- _WRITTEN INSTRUCTION_
Convert the listing lines beginning with the one containing "- row: 先行き判断DI 14" and ending with the one containing "- di-cell: 55.0: [197, 74, 244, 90]" into a numbered list, omitting any blank lines.

- _Dataset rows_
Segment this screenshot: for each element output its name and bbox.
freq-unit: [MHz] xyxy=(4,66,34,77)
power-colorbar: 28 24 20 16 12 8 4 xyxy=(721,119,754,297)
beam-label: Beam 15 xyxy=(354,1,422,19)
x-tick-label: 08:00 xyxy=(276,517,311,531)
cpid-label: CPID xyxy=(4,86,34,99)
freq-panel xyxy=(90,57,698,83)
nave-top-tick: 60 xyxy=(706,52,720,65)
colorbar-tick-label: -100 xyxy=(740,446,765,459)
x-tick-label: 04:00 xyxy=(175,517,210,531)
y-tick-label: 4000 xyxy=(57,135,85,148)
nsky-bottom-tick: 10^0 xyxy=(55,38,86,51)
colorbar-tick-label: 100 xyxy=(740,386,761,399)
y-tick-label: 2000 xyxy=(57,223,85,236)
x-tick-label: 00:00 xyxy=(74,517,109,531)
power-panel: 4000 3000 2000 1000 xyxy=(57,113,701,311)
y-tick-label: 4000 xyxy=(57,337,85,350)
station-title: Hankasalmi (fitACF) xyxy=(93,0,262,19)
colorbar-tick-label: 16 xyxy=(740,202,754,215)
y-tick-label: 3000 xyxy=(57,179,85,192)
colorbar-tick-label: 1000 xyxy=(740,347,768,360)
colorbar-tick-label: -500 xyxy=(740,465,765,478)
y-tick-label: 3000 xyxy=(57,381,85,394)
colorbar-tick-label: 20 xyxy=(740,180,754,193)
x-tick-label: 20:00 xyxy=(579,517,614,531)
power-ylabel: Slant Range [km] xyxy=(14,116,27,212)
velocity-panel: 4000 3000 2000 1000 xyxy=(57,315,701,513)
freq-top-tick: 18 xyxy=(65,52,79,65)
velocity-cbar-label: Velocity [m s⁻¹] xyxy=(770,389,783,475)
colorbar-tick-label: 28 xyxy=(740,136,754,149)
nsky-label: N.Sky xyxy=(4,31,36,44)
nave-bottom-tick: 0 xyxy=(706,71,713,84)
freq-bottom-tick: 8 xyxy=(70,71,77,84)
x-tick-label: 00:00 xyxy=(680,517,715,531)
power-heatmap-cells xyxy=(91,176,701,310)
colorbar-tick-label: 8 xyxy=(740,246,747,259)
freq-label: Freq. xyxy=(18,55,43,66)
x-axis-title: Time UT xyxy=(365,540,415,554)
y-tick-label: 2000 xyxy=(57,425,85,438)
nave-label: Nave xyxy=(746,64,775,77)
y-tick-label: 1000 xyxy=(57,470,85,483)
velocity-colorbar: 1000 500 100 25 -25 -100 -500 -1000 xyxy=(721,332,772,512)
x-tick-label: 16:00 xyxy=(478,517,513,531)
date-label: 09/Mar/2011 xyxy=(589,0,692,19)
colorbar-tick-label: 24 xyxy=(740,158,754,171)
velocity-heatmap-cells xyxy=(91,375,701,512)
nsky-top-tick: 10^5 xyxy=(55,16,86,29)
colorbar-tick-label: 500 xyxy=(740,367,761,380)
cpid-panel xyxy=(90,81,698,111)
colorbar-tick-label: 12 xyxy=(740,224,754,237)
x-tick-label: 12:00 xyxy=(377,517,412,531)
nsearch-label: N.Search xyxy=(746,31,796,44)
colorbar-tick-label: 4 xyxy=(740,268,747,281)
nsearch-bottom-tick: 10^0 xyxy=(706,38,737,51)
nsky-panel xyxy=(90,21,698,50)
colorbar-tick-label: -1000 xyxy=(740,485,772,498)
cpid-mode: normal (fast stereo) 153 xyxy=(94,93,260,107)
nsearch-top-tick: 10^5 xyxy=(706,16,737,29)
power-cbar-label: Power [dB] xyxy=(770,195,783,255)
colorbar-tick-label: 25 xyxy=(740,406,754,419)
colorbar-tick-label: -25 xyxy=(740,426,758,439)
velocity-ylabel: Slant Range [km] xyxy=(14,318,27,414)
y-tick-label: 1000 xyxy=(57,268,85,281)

---

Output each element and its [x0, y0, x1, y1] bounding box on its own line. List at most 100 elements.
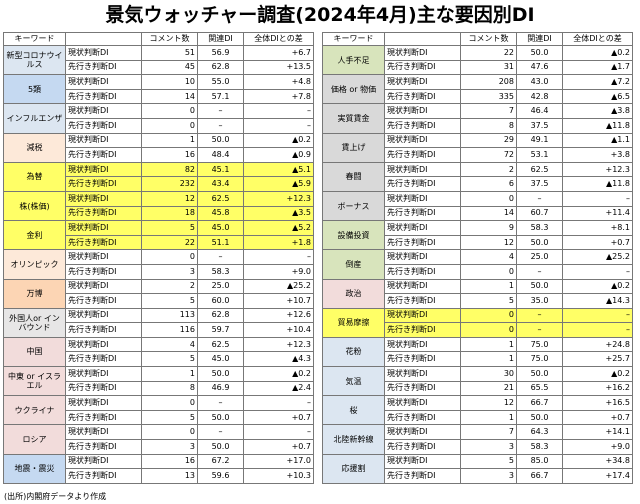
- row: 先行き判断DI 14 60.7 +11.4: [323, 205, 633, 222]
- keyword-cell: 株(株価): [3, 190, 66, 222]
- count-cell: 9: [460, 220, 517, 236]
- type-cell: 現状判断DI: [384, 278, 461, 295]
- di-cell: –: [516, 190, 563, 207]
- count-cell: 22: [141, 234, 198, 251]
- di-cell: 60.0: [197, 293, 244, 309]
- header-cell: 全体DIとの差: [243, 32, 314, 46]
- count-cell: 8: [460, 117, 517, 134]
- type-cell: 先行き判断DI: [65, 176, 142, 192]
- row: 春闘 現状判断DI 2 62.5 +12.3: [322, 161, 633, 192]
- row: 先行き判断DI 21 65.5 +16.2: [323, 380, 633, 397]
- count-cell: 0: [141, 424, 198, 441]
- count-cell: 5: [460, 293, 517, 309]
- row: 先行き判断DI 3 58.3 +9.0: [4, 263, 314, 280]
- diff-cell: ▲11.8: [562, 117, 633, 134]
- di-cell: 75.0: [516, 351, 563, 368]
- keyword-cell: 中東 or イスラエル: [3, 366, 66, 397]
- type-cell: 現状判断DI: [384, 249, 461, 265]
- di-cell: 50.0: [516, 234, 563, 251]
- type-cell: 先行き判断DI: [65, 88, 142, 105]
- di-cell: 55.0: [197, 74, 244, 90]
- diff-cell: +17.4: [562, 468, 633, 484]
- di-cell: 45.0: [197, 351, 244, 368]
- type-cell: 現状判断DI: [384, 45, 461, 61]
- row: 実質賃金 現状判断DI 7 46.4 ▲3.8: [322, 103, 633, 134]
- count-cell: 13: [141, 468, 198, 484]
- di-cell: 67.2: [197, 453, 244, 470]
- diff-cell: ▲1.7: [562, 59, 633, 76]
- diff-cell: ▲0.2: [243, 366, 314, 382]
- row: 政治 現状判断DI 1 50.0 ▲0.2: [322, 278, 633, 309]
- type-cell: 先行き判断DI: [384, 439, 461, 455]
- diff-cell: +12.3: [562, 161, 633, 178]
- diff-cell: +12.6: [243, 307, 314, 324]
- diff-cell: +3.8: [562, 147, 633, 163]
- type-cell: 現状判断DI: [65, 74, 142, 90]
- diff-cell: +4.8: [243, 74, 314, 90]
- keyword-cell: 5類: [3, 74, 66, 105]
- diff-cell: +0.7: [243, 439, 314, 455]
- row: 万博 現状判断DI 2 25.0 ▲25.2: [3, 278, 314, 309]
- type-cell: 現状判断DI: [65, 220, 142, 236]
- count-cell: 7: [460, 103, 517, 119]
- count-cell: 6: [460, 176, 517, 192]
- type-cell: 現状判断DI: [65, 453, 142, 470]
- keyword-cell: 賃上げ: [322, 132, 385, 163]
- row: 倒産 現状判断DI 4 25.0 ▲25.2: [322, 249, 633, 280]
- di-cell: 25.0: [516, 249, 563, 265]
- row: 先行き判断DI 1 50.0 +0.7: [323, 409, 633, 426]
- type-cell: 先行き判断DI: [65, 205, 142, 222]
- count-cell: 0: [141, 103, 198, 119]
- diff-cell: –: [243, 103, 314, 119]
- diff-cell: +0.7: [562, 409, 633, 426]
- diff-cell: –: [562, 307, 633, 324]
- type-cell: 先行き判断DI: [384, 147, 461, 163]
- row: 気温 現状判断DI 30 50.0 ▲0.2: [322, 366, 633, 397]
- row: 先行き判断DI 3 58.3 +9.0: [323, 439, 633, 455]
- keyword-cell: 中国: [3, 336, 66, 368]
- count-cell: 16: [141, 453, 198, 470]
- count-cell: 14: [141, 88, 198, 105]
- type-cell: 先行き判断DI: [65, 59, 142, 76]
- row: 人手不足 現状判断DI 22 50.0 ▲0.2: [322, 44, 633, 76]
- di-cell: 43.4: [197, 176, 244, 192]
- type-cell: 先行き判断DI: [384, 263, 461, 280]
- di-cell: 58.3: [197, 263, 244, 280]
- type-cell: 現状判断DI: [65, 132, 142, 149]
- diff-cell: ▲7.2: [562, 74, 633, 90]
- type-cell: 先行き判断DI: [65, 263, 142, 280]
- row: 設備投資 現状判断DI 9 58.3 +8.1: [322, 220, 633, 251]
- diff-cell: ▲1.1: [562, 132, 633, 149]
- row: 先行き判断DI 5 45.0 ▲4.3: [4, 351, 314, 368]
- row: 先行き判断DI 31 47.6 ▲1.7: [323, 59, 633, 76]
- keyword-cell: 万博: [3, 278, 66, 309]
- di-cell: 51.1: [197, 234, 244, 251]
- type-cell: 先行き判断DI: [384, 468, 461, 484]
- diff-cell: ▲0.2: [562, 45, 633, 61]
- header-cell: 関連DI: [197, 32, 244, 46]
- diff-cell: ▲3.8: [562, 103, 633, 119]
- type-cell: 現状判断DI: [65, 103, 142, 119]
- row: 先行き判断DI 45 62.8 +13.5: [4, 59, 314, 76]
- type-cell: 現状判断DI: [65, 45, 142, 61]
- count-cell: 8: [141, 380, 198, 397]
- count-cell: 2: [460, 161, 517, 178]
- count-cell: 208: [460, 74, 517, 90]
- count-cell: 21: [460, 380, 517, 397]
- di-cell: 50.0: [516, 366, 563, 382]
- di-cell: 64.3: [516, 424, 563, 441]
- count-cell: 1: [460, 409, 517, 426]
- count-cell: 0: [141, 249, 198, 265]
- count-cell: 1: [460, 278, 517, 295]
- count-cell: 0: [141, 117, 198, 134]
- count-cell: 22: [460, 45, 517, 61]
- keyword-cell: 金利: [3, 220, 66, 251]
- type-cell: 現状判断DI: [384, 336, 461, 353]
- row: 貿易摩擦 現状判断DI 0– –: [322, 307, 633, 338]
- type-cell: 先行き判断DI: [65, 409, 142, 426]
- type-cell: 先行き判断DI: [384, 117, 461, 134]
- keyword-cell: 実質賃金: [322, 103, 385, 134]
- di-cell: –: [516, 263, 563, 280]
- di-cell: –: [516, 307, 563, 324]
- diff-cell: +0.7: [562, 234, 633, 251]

- _SOLUTION_
1. - row: 先行き判断DI 14 60.7 +11.4: [323, 205, 633, 222]
2. - keyword-cell: 株(株価): [3, 190, 66, 222]
3. - count-cell: 9: [460, 220, 517, 236]
4. - type-cell: 現状判断DI: [384, 278, 461, 295]
5. - di-cell: –: [516, 190, 563, 207]
6. - count-cell: 22: [141, 234, 198, 251]
7. - di-cell: 60.0: [197, 293, 244, 309]
8. - header-cell: 全体DIとの差: [243, 32, 314, 46]
9. - count-cell: 8: [460, 117, 517, 134]
10. - type-cell: 先行き判断DI: [65, 176, 142, 192]
11. - row: 春闘 現状判断DI 2 62.5 +12.3: [322, 161, 633, 192]
12. - row: 先行き判断DI 21 65.5 +16.2: [323, 380, 633, 397]
13. - count-cell: 0: [141, 424, 198, 441]
14. - count-cell: 5: [460, 293, 517, 309]
15. - row: 先行き判断DI 3 58.3 +9.0: [4, 263, 314, 280]
16. - diff-cell: ▲11.8: [562, 117, 633, 134]
17. - di-cell: 75.0: [516, 351, 563, 368]
18. - keyword-cell: 中東 or イスラエル: [3, 366, 66, 397]
19. - type-cell: 現状判断DI: [384, 249, 461, 265]
20. - di-cell: 50.0: [516, 234, 563, 251]
21. - type-cell: 先行き判断DI: [65, 88, 142, 105]
22. - di-cell: 55.0: [197, 74, 244, 90]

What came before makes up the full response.